[Start of Provided data]
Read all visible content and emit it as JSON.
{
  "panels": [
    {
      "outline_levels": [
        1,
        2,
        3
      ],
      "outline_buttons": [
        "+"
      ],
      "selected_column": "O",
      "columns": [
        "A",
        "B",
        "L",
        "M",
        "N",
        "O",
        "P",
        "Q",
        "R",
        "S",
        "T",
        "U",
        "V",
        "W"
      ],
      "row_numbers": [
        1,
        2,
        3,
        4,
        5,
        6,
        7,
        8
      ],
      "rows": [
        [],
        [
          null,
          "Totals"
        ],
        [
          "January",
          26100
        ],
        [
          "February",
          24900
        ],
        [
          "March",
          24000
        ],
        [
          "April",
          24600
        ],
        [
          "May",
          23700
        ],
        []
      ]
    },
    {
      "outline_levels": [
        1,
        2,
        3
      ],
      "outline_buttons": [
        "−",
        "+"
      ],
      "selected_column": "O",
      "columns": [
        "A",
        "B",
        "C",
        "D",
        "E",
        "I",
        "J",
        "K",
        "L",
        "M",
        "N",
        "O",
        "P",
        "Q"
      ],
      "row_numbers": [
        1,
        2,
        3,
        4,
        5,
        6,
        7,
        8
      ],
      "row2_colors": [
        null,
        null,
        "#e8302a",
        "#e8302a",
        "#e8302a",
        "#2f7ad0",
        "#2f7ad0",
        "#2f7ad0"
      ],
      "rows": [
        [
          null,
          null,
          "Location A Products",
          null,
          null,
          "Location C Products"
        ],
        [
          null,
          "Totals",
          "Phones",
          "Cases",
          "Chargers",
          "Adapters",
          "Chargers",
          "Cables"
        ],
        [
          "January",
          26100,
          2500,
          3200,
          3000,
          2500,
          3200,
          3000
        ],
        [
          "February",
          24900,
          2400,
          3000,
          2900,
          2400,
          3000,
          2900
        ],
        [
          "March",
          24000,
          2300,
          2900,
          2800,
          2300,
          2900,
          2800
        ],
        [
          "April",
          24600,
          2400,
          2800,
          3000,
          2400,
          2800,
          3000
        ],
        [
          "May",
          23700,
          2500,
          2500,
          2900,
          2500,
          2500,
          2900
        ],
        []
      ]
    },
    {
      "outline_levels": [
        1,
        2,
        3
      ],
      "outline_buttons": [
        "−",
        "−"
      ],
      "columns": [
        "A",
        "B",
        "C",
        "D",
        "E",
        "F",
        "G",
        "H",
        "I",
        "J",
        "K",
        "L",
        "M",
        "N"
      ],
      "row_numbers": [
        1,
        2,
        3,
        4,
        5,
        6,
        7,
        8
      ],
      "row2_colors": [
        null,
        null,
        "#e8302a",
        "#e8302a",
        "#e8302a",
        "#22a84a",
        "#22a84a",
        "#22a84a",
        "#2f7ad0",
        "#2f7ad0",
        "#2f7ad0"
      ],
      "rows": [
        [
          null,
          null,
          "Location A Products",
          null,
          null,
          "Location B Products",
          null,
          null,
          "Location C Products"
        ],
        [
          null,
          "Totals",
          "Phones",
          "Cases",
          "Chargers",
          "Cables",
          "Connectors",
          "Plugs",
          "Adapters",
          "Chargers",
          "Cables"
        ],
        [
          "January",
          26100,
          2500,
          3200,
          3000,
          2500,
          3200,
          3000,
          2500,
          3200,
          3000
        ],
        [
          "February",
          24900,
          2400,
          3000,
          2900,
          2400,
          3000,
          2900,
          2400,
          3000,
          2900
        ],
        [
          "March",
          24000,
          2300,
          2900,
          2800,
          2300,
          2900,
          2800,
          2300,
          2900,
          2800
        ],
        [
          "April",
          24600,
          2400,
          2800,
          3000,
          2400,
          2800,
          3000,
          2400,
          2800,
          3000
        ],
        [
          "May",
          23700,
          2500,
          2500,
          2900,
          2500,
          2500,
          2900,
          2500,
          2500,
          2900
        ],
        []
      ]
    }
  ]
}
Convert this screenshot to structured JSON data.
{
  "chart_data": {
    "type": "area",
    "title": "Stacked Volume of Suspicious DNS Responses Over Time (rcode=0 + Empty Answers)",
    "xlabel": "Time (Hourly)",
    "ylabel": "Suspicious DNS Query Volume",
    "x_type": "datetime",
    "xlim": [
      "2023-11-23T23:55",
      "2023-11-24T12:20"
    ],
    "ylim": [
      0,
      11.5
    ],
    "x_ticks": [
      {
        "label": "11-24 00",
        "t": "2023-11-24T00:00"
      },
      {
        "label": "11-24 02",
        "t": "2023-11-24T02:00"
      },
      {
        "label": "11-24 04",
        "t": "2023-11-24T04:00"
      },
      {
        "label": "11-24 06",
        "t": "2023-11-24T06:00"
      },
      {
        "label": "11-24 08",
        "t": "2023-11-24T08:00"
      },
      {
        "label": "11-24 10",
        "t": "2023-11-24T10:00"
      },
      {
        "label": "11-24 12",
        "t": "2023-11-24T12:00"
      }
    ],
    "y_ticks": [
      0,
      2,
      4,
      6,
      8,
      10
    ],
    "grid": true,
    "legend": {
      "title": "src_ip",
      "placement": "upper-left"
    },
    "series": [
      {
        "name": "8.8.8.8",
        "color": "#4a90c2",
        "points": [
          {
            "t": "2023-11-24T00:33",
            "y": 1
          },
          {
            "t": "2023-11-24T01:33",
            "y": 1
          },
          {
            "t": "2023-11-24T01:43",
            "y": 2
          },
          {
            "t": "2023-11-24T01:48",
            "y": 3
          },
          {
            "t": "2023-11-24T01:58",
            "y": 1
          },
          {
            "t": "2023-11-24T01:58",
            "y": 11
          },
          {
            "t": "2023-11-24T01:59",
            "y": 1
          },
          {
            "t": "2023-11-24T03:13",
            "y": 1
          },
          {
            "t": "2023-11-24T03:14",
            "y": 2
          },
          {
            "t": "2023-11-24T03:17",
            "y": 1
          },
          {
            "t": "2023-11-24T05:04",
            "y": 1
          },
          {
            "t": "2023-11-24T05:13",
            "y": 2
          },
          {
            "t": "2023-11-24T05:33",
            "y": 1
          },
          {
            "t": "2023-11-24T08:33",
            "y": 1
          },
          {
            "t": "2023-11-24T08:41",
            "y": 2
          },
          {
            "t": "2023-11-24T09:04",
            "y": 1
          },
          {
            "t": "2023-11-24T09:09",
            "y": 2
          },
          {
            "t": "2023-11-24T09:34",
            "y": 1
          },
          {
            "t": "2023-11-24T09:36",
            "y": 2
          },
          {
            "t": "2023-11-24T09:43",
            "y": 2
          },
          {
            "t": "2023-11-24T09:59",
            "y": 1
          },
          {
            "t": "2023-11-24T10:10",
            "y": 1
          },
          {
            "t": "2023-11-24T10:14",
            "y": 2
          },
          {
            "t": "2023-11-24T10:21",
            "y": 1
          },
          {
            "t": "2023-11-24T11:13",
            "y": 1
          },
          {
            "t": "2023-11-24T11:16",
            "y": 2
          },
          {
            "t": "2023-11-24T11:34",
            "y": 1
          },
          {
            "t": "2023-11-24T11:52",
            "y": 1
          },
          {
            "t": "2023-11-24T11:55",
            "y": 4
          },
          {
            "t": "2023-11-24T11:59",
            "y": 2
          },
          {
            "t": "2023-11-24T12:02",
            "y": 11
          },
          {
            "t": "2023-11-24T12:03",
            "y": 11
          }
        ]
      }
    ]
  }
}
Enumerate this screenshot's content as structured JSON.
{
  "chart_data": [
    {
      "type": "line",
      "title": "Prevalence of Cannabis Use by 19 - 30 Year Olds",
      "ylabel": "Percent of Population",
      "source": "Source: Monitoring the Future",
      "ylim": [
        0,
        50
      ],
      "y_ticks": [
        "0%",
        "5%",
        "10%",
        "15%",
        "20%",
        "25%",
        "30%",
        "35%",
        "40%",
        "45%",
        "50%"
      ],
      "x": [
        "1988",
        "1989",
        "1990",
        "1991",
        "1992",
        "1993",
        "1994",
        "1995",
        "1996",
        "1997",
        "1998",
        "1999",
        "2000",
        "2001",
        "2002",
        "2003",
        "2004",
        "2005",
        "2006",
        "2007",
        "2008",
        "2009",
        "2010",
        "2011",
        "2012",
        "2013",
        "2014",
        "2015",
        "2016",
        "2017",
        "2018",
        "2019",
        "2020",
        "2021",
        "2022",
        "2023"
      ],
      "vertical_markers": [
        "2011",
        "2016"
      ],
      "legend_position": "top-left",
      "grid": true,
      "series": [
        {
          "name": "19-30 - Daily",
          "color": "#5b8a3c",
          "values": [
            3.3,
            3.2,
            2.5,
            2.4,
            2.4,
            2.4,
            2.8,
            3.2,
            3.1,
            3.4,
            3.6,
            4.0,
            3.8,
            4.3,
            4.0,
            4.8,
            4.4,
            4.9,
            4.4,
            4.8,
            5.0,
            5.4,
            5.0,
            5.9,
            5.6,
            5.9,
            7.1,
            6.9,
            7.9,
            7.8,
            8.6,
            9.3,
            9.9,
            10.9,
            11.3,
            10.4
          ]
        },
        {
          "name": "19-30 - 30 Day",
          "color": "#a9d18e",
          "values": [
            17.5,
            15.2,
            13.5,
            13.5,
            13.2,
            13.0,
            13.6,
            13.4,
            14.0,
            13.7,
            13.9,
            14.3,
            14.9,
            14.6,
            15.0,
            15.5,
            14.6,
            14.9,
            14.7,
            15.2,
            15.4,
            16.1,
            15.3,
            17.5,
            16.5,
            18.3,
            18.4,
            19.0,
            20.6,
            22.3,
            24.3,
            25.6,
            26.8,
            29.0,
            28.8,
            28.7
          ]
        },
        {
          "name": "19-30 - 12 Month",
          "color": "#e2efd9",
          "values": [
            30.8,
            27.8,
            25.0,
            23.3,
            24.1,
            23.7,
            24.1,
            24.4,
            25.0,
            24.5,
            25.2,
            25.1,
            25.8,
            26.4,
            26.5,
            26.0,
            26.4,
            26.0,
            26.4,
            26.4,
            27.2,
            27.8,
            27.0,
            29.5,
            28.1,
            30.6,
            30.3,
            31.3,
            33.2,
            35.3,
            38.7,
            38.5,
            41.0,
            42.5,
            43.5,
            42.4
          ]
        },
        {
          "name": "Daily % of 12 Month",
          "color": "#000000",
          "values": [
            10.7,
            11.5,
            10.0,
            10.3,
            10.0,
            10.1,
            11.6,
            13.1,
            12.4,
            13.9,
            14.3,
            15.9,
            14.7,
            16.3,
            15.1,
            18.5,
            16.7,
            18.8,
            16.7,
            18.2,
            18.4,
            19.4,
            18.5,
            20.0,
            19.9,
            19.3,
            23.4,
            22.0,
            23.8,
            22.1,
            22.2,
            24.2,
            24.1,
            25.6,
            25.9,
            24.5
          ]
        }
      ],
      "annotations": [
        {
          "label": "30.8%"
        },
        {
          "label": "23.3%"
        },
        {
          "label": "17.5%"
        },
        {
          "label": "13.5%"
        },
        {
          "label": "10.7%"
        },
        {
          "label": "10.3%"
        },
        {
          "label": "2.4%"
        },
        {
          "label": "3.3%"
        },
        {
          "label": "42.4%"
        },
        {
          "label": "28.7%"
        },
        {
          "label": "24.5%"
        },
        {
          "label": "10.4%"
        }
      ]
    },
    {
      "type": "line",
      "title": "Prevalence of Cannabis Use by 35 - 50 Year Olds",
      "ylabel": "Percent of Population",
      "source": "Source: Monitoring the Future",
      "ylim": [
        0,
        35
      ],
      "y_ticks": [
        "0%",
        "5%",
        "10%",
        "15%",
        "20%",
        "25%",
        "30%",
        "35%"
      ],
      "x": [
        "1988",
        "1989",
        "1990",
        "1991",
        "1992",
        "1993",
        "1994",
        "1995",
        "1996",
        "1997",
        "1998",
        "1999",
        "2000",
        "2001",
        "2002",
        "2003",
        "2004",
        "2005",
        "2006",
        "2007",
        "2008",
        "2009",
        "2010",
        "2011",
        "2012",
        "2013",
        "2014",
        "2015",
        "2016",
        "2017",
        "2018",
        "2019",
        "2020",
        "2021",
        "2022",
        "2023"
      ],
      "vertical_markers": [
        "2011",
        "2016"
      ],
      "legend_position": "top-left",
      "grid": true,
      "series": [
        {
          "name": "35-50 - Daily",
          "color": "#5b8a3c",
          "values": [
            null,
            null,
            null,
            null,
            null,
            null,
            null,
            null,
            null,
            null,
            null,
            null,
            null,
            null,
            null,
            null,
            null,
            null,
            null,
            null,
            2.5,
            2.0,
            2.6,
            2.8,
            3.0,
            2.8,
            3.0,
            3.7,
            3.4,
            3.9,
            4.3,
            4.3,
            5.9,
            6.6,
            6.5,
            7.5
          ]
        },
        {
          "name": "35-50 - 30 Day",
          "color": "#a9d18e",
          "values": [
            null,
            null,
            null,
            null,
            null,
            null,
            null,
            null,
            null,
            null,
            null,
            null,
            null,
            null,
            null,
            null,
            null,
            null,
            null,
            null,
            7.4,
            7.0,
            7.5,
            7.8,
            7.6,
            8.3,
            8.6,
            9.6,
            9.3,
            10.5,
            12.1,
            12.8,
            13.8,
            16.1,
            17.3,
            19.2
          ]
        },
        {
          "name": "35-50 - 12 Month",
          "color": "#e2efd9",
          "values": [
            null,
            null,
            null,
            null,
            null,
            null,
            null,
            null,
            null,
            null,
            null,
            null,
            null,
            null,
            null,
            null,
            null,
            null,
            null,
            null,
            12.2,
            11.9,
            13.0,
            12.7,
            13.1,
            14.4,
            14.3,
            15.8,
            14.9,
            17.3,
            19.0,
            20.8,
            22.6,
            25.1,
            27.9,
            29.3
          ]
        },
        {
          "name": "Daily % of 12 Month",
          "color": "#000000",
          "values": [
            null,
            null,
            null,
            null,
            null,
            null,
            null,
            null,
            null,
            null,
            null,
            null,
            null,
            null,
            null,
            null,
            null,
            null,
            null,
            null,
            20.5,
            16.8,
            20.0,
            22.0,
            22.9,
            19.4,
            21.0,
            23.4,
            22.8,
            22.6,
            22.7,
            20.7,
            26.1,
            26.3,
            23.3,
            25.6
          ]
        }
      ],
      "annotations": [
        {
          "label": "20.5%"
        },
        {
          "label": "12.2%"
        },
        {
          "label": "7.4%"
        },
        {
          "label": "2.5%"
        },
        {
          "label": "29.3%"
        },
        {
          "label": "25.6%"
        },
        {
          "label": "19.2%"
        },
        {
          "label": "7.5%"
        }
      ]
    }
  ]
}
[End of Provided data]
Written instruction
Copy each line of the preceding data that contains the string "Year".

Task output
      "title": "Prevalence of Cannabis Use by 19 - 30 Year Olds",
      "title": "Prevalence of Cannabis Use by 35 - 50 Year Olds",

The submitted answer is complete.